• **Available records**:
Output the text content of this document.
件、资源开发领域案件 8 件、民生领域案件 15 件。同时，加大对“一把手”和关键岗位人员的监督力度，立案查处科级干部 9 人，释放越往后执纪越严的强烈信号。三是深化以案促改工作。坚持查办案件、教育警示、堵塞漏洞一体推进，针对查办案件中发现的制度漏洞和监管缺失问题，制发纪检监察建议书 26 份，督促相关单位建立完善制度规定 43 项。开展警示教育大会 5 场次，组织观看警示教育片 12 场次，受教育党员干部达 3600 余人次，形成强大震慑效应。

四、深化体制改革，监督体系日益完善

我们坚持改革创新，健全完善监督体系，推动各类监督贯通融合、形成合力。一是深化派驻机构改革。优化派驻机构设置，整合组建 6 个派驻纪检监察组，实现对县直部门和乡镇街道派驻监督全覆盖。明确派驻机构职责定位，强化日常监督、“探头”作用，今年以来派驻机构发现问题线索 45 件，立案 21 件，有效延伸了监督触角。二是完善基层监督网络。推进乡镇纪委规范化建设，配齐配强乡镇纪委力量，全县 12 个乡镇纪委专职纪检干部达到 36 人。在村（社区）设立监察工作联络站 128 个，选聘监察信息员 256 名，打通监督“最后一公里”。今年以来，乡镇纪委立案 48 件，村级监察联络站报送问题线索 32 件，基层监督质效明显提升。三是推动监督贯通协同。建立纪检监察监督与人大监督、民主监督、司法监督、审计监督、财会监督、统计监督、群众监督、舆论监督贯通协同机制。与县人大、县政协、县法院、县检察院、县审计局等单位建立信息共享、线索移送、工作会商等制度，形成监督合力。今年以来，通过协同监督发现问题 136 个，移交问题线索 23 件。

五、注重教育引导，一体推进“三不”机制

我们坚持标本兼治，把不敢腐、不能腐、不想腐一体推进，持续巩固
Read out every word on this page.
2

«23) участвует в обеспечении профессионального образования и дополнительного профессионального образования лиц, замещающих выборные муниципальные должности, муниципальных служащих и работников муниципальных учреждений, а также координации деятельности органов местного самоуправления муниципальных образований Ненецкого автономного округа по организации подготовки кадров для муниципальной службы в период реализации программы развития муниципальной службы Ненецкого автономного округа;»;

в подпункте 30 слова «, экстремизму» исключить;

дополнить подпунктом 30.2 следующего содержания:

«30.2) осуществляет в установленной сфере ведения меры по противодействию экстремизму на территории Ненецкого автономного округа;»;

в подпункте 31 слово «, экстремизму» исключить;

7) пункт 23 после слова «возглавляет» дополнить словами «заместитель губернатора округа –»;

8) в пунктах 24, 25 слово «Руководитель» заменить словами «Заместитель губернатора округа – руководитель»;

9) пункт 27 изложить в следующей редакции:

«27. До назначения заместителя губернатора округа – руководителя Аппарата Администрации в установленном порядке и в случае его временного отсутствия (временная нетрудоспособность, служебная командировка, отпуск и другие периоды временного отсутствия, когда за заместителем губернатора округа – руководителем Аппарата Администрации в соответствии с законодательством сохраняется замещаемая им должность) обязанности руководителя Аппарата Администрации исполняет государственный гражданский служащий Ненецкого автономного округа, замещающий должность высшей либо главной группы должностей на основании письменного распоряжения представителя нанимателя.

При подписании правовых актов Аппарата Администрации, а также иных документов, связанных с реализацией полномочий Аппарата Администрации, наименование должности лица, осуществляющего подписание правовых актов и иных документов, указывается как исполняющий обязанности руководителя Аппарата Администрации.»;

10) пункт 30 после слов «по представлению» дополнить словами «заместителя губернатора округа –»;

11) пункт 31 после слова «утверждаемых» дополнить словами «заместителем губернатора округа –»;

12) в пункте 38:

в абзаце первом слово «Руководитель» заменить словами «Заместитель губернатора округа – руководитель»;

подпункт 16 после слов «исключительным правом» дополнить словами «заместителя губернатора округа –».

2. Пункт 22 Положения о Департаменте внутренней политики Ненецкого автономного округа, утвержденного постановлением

• **Given task**: Transcribe the records above exactly as they appear.

• **Complete response**:
Output the text content of this document.
件、资源开发领域案件 8 件、民生领域案件 15 件。同时，加大对“一把手”和关键岗位人员的监督力度，立案查处科级干部 9 人，释放越往后执纪越严的强烈信号。三是深化以案促改工作。坚持查办案件、教育警示、堵塞漏洞一体推进，针对查办案件中发现的制度漏洞和监管缺失问题，制发纪检监察建议书 26 份，督促相关单位建立完善制度规定 43 项。开展警示教育大会 5 场次，组织观看警示教育片 12 场次，受教育党员干部达 3600 余人次，形成强大震慑效应。

四、深化体制改革，监督体系日益完善

我们坚持改革创新，健全完善监督体系，推动各类监督贯通融合、形成合力。一是深化派驻机构改革。优化派驻机构设置，整合组建 6 个派驻纪检监察组，实现对县直部门和乡镇街道派驻监督全覆盖。明确派驻机构职责定位，强化日常监督、“探头”作用，今年以来派驻机构发现问题线索 45 件，立案 21 件，有效延伸了监督触角。二是完善基层监督网络。推进乡镇纪委规范化建设，配齐配强乡镇纪委力量，全县 12 个乡镇纪委专职纪检干部达到 36 人。在村（社区）设立监察工作联络站 128 个，选聘监察信息员 256 名，打通监督“最后一公里”。今年以来，乡镇纪委立案 48 件，村级监察联络站报送问题线索 32 件，基层监督质效明显提升。三是推动监督贯通协同。建立纪检监察监督与人大监督、民主监督、司法监督、审计监督、财会监督、统计监督、群众监督、舆论监督贯通协同机制。与县人大、县政协、县法院、县检察院、县审计局等单位建立信息共享、线索移送、工作会商等制度，形成监督合力。今年以来，通过协同监督发现问题 136 个，移交问题线索 23 件。

五、注重教育引导，一体推进“三不”机制

我们坚持标本兼治，把不敢腐、不能腐、不想腐一体推进，持续巩固
Read out every word on this page.
2

«23) участвует в обеспечении профессионального образования и дополнительного профессионального образования лиц, замещающих выборные муниципальные должности, муниципальных служащих и работников муниципальных учреждений, а также координации деятельности органов местного самоуправления муниципальных образований Ненецкого автономного округа по организации подготовки кадров для муниципальной службы в период реализации программы развития муниципальной службы Ненецкого автономного округа;»;

в подпункте 30 слова «, экстремизму» исключить;

дополнить подпунктом 30.2 следующего содержания:

«30.2) осуществляет в установленной сфере ведения меры по противодействию экстремизму на территории Ненецкого автономного округа;»;

в подпункте 31 слово «, экстремизму» исключить;

7) пункт 23 после слова «возглавляет» дополнить словами «заместитель губернатора округа –»;

8) в пунктах 24, 25 слово «Руководитель» заменить словами «Заместитель губернатора округа – руководитель»;

9) пункт 27 изложить в следующей редакции:

«27. До назначения заместителя губернатора округа – руководителя Аппарата Администрации в установленном порядке и в случае его временного отсутствия (временная нетрудоспособность, служебная командировка, отпуск и другие периоды временного отсутствия, когда за заместителем губернатора округа – руководителем Аппарата Администрации в соответствии с законодательством сохраняется замещаемая им должность) обязанности руководителя Аппарата Администрации исполняет государственный гражданский служащий Ненецкого автономного округа, замещающий должность высшей либо главной группы должностей на основании письменного распоряжения представителя нанимателя.

При подписании правовых актов Аппарата Администрации, а также иных документов, связанных с реализацией полномочий Аппарата Администрации, наименование должности лица, осуществляющего подписание правовых актов и иных документов, указывается как исполняющий обязанности руководителя Аппарата Администрации.»;

10) пункт 30 после слов «по представлению» дополнить словами «заместителя губернатора округа –»;

11) пункт 31 после слова «утверждаемых» дополнить словами «заместителем губернатора округа –»;

12) в пункте 38:

в абзаце первом слово «Руководитель» заменить словами «Заместитель губернатора округа – руководитель»;

подпункт 16 после слов «исключительным правом» дополнить словами «заместителя губернатора округа –».

2. Пункт 22 Положения о Департаменте внутренней политики Ненецкого автономного округа, утвержденного постановлением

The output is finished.